§ **Your goal**:
Transcribe the listing word for word.

━━━━━━━━━━━━━━━━

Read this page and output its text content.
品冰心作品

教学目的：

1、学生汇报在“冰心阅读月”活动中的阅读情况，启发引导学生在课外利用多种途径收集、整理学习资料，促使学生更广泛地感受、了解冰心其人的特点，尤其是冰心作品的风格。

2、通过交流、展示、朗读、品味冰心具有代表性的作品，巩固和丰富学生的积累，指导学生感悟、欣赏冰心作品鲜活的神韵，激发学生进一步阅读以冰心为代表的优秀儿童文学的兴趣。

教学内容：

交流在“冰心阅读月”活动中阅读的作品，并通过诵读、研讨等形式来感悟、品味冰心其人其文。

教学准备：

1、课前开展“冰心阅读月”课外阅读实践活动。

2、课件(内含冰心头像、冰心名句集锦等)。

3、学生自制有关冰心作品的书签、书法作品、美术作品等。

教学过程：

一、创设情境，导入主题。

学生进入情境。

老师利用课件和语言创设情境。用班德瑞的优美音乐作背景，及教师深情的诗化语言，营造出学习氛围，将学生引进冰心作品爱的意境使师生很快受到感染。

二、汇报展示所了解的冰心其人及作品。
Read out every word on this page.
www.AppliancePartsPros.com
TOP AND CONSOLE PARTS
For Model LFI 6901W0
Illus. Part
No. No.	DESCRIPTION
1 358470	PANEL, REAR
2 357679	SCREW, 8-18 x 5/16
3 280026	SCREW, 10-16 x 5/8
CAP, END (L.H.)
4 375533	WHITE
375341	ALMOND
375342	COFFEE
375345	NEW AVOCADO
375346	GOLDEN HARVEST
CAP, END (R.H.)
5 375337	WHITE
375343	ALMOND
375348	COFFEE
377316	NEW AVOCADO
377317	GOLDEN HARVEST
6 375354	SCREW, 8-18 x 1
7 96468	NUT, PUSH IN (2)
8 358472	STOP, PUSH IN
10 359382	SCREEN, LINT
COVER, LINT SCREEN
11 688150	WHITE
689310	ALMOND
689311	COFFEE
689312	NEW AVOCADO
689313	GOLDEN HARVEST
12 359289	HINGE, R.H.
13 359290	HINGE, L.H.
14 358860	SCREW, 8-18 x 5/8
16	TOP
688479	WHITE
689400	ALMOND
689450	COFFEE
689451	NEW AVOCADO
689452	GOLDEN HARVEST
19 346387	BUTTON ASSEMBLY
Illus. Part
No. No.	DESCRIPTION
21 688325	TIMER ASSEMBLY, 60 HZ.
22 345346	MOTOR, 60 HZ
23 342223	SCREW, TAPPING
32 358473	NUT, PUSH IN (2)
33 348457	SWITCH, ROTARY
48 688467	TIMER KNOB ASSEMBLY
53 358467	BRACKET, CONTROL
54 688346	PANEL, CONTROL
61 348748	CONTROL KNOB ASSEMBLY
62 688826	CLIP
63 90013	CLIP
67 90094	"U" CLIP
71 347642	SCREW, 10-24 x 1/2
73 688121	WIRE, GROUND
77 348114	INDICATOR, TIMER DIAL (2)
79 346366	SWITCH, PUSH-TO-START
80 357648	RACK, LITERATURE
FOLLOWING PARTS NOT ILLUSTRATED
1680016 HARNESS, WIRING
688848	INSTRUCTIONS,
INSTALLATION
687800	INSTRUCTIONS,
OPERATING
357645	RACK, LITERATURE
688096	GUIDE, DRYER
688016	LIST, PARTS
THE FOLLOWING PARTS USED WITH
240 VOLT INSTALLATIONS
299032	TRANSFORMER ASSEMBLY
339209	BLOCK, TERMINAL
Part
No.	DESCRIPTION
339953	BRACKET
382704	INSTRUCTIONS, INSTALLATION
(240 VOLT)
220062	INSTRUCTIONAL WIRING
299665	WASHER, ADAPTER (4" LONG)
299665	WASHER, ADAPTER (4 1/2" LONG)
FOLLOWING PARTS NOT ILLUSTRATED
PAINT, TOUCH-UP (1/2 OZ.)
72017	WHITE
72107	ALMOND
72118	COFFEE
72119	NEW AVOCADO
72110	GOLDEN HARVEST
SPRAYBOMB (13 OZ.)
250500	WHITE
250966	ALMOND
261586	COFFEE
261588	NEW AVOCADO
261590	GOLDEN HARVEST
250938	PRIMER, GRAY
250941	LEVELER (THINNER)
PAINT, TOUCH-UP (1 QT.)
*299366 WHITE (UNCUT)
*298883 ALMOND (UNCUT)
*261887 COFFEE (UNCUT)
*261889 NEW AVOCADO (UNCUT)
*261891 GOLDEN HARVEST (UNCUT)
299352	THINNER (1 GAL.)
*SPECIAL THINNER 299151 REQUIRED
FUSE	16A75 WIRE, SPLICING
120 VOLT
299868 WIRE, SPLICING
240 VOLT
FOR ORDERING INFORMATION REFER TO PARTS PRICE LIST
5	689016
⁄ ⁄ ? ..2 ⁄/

━━━━━━━━━━━━━━━━

§ **Solution**:
Read this page and output its text content.
品冰心作品

教学目的：

1、学生汇报在“冰心阅读月”活动中的阅读情况，启发引导学生在课外利用多种途径收集、整理学习资料，促使学生更广泛地感受、了解冰心其人的特点，尤其是冰心作品的风格。

2、通过交流、展示、朗读、品味冰心具有代表性的作品，巩固和丰富学生的积累，指导学生感悟、欣赏冰心作品鲜活的神韵，激发学生进一步阅读以冰心为代表的优秀儿童文学的兴趣。

教学内容：

交流在“冰心阅读月”活动中阅读的作品，并通过诵读、研讨等形式来感悟、品味冰心其人其文。

教学准备：

1、课前开展“冰心阅读月”课外阅读实践活动。

2、课件(内含冰心头像、冰心名句集锦等)。

3、学生自制有关冰心作品的书签、书法作品、美术作品等。

教学过程：

一、创设情境，导入主题。

学生进入情境。

老师利用课件和语言创设情境。用班德瑞的优美音乐作背景，及教师深情的诗化语言，营造出学习氛围，将学生引进冰心作品爱的意境使师生很快受到感染。

二、汇报展示所了解的冰心其人及作品。
Read out every word on this page.
www.AppliancePartsPros.com
TOP AND CONSOLE PARTS
For Model LFI 6901W0
Illus. Part
No. No.	DESCRIPTION
1 358470	PANEL, REAR
2 357679	SCREW, 8-18 x 5/16
3 280026	SCREW, 10-16 x 5/8
CAP, END (L.H.)
4 375533	WHITE
375341	ALMOND
375342	COFFEE
375345	NEW AVOCADO
375346	GOLDEN HARVEST
CAP, END (R.H.)
5 375337	WHITE
375343	ALMOND
375348	COFFEE
377316	NEW AVOCADO
377317	GOLDEN HARVEST
6 375354	SCREW, 8-18 x 1
7 96468	NUT, PUSH IN (2)
8 358472	STOP, PUSH IN
10 359382	SCREEN, LINT
COVER, LINT SCREEN
11 688150	WHITE
689310	ALMOND
689311	COFFEE
689312	NEW AVOCADO
689313	GOLDEN HARVEST
12 359289	HINGE, R.H.
13 359290	HINGE, L.H.
14 358860	SCREW, 8-18 x 5/8
16	TOP
688479	WHITE
689400	ALMOND
689450	COFFEE
689451	NEW AVOCADO
689452	GOLDEN HARVEST
19 346387	BUTTON ASSEMBLY
Illus. Part
No. No.	DESCRIPTION
21 688325	TIMER ASSEMBLY, 60 HZ.
22 345346	MOTOR, 60 HZ
23 342223	SCREW, TAPPING
32 358473	NUT, PUSH IN (2)
33 348457	SWITCH, ROTARY
48 688467	TIMER KNOB ASSEMBLY
53 358467	BRACKET, CONTROL
54 688346	PANEL, CONTROL
61 348748	CONTROL KNOB ASSEMBLY
62 688826	CLIP
63 90013	CLIP
67 90094	"U" CLIP
71 347642	SCREW, 10-24 x 1/2
73 688121	WIRE, GROUND
77 348114	INDICATOR, TIMER DIAL (2)
79 346366	SWITCH, PUSH-TO-START
80 357648	RACK, LITERATURE
FOLLOWING PARTS NOT ILLUSTRATED
1680016 HARNESS, WIRING
688848	INSTRUCTIONS,
INSTALLATION
687800	INSTRUCTIONS,
OPERATING
357645	RACK, LITERATURE
688096	GUIDE, DRYER
688016	LIST, PARTS
THE FOLLOWING PARTS USED WITH
240 VOLT INSTALLATIONS
299032	TRANSFORMER ASSEMBLY
339209	BLOCK, TERMINAL
Part
No.	DESCRIPTION
339953	BRACKET
382704	INSTRUCTIONS, INSTALLATION
(240 VOLT)
220062	INSTRUCTIONAL WIRING
299665	WASHER, ADAPTER (4" LONG)
299665	WASHER, ADAPTER (4 1/2" LONG)
FOLLOWING PARTS NOT ILLUSTRATED
PAINT, TOUCH-UP (1/2 OZ.)
72017	WHITE
72107	ALMOND
72118	COFFEE
72119	NEW AVOCADO
72110	GOLDEN HARVEST
SPRAYBOMB (13 OZ.)
250500	WHITE
250966	ALMOND
261586	COFFEE
261588	NEW AVOCADO
261590	GOLDEN HARVEST
250938	PRIMER, GRAY
250941	LEVELER (THINNER)
PAINT, TOUCH-UP (1 QT.)
*299366 WHITE (UNCUT)
*298883 ALMOND (UNCUT)
*261887 COFFEE (UNCUT)
*261889 NEW AVOCADO (UNCUT)
*261891 GOLDEN HARVEST (UNCUT)
299352	THINNER (1 GAL.)
*SPECIAL THINNER 299151 REQUIRED
FUSE	16A75 WIRE, SPLICING
120 VOLT
299868 WIRE, SPLICING
240 VOLT
FOR ORDERING INFORMATION REFER TO PARTS PRICE LIST
5	689016
⁄ ⁄ ? ..2 ⁄/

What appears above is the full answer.